• EXERCISE REQUIREMENTS: Using the listing below, select the lines with the word "File" and copy them.

====== RAW DATA

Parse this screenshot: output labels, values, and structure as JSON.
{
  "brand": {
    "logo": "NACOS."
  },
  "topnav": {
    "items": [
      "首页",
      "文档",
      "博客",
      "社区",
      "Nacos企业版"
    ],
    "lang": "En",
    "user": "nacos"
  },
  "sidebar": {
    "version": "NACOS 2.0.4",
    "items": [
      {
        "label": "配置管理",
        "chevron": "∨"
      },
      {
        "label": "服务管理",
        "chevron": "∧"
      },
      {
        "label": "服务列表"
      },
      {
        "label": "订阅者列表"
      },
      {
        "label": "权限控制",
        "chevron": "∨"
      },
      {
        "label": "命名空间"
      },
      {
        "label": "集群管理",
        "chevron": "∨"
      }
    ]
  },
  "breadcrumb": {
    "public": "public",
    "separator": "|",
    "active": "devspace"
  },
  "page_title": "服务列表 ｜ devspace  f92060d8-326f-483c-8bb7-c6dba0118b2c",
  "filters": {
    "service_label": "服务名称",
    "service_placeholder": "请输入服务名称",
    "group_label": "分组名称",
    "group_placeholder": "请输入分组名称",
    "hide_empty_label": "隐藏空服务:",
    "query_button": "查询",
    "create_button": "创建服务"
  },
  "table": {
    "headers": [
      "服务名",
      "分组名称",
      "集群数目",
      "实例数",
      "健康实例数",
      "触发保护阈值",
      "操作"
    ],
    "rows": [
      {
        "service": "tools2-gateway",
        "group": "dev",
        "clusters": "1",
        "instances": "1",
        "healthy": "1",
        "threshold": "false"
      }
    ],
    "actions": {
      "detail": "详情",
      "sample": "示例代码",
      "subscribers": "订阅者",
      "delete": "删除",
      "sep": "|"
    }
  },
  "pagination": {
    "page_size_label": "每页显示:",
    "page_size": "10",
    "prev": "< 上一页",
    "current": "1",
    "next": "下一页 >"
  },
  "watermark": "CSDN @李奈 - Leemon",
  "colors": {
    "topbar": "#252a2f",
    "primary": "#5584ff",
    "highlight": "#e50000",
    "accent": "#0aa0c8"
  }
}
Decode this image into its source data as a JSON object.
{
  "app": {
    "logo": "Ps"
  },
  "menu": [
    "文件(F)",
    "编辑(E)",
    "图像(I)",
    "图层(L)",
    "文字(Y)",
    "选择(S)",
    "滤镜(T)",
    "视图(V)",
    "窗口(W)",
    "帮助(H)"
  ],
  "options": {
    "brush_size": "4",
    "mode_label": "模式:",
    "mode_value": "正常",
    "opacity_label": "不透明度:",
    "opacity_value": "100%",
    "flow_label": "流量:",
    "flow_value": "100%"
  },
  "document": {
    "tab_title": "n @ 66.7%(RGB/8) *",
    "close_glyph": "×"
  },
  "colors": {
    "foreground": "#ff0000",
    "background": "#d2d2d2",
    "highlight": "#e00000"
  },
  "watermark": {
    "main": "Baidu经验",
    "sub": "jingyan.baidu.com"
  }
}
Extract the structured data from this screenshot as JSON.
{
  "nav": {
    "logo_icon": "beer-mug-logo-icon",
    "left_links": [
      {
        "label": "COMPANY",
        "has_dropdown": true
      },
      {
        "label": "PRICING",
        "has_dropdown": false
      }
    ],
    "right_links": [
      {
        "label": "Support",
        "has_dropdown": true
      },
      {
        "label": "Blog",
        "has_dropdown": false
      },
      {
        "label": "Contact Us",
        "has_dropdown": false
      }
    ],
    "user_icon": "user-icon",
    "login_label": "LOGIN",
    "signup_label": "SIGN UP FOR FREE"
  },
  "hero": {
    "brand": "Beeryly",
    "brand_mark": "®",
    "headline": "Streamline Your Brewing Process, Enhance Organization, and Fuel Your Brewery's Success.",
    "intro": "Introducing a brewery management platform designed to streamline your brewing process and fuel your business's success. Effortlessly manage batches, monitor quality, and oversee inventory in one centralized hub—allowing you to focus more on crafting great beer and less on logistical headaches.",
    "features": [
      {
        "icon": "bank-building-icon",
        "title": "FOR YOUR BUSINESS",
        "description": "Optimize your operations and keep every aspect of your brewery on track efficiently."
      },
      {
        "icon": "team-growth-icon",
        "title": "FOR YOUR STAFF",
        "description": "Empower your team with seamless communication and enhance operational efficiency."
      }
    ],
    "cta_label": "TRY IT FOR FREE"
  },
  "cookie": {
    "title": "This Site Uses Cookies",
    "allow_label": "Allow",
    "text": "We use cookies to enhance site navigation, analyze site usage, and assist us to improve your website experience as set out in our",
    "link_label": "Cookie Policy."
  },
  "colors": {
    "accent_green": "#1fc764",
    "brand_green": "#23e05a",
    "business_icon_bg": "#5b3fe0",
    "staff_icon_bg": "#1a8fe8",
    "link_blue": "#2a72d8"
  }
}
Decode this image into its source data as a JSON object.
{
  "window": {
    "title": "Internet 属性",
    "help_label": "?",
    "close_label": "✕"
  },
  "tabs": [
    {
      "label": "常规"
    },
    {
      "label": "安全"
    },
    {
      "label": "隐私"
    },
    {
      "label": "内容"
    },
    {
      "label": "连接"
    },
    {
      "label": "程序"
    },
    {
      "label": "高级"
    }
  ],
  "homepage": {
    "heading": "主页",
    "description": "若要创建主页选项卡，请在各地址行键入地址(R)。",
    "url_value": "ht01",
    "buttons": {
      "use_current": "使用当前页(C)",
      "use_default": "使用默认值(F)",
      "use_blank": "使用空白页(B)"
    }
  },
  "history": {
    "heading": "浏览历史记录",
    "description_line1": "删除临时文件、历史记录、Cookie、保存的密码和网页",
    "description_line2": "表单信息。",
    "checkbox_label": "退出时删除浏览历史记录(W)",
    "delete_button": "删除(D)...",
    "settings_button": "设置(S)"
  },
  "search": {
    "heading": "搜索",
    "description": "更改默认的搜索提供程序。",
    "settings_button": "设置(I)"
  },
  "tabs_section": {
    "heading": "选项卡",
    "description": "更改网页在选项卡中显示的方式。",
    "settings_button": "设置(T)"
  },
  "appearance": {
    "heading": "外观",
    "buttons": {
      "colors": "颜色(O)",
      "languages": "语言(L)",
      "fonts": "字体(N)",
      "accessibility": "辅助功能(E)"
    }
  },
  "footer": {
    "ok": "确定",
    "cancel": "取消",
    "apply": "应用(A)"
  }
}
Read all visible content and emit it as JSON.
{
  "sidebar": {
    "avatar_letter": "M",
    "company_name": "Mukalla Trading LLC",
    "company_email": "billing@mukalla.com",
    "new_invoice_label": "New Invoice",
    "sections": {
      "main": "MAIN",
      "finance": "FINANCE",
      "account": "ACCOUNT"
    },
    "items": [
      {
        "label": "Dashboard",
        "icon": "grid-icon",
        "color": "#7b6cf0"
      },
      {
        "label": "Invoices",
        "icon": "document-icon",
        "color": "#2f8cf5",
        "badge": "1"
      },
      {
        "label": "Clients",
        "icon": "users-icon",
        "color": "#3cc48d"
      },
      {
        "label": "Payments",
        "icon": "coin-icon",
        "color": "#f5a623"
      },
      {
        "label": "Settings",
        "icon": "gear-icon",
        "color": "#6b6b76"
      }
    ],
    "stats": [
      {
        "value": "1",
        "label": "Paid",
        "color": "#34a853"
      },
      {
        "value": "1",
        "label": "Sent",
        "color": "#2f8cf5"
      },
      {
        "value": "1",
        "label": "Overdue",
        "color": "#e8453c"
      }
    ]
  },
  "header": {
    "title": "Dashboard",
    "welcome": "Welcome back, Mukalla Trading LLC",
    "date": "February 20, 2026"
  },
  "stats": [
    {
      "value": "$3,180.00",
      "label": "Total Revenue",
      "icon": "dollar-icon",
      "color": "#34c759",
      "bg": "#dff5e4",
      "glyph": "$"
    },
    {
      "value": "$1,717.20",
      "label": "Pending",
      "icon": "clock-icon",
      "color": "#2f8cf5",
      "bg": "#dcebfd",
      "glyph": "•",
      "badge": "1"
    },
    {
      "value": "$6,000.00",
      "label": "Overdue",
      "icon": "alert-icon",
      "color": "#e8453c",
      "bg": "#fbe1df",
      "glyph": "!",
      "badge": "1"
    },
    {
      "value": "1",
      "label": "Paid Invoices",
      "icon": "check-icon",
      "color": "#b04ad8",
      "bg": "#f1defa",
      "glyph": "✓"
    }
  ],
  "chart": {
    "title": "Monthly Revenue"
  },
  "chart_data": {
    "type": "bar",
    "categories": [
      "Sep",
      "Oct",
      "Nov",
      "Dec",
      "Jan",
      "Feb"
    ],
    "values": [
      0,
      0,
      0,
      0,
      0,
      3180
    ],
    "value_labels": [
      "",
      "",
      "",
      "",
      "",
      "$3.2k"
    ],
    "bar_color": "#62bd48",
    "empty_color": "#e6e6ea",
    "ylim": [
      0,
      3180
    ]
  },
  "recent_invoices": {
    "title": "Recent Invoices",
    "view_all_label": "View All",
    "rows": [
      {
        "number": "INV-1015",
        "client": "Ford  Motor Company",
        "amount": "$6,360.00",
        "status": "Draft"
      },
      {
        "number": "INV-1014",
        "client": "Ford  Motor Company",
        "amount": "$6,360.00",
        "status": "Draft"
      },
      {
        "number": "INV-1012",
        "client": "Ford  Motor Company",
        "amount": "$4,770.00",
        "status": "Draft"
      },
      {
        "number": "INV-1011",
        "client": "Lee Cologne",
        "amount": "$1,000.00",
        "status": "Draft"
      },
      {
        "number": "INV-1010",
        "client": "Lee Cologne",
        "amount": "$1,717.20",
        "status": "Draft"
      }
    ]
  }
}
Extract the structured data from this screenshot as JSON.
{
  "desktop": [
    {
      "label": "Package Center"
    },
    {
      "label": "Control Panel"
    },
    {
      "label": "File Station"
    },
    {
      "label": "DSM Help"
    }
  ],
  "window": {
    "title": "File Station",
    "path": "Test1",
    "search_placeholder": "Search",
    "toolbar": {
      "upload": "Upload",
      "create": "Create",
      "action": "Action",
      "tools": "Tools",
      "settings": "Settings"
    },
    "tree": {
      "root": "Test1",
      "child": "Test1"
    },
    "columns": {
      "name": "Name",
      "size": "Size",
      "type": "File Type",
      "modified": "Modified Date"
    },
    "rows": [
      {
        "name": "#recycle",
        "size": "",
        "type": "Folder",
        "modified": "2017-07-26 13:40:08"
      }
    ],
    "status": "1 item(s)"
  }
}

============

• TASK OUTPUT:
      "label": "File Station"
    "title": "File Station",
      "type": "File Type",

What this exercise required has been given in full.